--- What to do ---
Check each line of the data below for the word "Aylık", then extract the ones that have it.

--- Extracted information ---
-- -- --

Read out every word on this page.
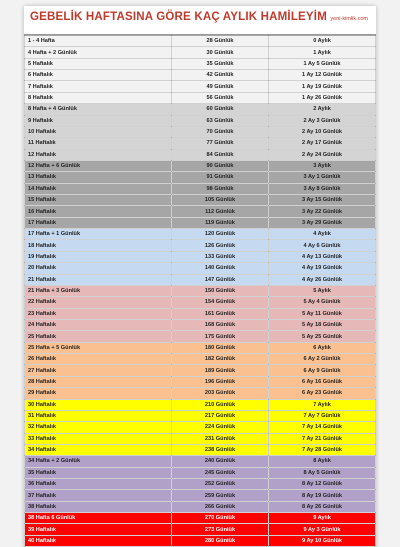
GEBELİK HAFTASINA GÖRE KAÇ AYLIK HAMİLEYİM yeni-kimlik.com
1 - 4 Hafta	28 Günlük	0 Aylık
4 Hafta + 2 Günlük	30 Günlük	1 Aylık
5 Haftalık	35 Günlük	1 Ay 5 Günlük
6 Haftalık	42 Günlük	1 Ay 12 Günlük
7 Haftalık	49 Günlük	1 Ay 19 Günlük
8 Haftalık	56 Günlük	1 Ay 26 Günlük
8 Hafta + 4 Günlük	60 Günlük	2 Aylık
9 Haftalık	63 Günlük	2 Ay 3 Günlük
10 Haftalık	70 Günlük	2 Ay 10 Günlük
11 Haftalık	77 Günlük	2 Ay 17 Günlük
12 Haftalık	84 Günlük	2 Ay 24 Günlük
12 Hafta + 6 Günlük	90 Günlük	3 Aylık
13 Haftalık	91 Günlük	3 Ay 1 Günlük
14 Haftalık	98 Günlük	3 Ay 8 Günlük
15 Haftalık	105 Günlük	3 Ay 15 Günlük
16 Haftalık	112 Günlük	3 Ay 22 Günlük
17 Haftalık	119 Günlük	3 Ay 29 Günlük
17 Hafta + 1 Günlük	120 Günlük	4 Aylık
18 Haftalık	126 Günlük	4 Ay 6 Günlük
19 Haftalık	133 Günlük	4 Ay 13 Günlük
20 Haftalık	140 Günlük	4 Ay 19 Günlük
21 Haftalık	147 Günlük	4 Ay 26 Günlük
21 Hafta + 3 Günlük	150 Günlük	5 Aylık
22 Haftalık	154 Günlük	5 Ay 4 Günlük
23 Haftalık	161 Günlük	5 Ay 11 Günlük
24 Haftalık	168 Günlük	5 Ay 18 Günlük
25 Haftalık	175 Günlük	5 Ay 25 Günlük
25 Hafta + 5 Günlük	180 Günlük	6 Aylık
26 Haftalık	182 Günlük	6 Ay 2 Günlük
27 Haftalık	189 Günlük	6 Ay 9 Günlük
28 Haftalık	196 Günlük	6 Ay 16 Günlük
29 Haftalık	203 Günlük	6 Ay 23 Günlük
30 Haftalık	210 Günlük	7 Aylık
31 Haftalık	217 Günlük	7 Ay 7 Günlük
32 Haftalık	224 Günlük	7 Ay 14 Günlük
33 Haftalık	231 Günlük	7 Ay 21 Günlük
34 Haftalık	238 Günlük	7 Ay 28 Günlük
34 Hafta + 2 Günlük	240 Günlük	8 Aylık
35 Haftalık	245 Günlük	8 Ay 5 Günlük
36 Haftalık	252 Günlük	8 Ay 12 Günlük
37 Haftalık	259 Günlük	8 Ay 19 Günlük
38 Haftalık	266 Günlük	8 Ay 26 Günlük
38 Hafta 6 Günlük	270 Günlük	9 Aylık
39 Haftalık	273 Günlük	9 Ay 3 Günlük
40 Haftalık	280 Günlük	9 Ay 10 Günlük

-- -- --

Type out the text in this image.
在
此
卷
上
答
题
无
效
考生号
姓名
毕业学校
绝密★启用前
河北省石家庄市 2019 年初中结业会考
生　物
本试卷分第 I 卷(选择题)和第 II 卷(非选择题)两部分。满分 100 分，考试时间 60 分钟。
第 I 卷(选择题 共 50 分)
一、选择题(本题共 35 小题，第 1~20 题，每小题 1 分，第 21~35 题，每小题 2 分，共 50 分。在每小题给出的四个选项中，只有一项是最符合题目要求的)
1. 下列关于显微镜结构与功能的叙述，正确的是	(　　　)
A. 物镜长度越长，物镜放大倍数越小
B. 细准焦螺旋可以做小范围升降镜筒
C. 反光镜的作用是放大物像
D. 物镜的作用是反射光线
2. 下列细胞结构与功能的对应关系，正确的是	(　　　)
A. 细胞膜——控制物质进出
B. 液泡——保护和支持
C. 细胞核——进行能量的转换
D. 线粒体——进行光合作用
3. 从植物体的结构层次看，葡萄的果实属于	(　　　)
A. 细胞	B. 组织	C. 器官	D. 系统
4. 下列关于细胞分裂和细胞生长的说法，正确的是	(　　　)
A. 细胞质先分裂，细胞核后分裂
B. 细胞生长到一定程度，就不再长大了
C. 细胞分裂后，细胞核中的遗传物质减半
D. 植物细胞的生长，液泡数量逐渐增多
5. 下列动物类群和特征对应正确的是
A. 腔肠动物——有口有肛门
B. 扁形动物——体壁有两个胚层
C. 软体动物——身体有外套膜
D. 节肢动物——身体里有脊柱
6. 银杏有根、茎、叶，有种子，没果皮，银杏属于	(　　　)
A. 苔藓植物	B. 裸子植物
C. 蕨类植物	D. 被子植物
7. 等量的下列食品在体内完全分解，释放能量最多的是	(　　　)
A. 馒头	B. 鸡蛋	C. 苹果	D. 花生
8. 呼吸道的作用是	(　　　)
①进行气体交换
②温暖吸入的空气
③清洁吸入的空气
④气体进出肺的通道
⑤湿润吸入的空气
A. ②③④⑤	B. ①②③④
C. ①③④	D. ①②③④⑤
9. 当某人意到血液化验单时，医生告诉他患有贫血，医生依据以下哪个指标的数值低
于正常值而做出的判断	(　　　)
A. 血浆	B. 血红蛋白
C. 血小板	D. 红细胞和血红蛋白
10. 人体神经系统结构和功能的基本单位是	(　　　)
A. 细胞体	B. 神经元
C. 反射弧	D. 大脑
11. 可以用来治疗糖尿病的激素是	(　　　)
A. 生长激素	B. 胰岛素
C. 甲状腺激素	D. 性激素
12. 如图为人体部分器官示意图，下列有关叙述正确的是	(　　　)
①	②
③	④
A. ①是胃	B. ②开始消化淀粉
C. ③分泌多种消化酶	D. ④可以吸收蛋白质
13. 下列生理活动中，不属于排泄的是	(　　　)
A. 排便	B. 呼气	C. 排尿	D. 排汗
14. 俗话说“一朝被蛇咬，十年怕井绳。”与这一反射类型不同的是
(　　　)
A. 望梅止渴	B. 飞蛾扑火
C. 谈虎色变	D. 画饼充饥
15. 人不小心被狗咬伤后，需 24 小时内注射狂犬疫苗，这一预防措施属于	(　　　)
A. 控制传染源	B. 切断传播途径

-- -- --

--- Output for this task ---
1 - 4 Hafta	28 Günlük	0 Aylık
4 Hafta + 2 Günlük	30 Günlük	1 Aylık
8 Hafta + 4 Günlük	60 Günlük	2 Aylık
12 Hafta + 6 Günlük	90 Günlük	3 Aylık
17 Hafta + 1 Günlük	120 Günlük	4 Aylık
21 Hafta + 3 Günlük	150 Günlük	5 Aylık
25 Hafta + 5 Günlük	180 Günlük	6 Aylık
30 Haftalık	210 Günlük	7 Aylık
34 Hafta + 2 Günlük	240 Günlük	8 Aylık
38 Hafta 6 Günlük	270 Günlük	9 Aylık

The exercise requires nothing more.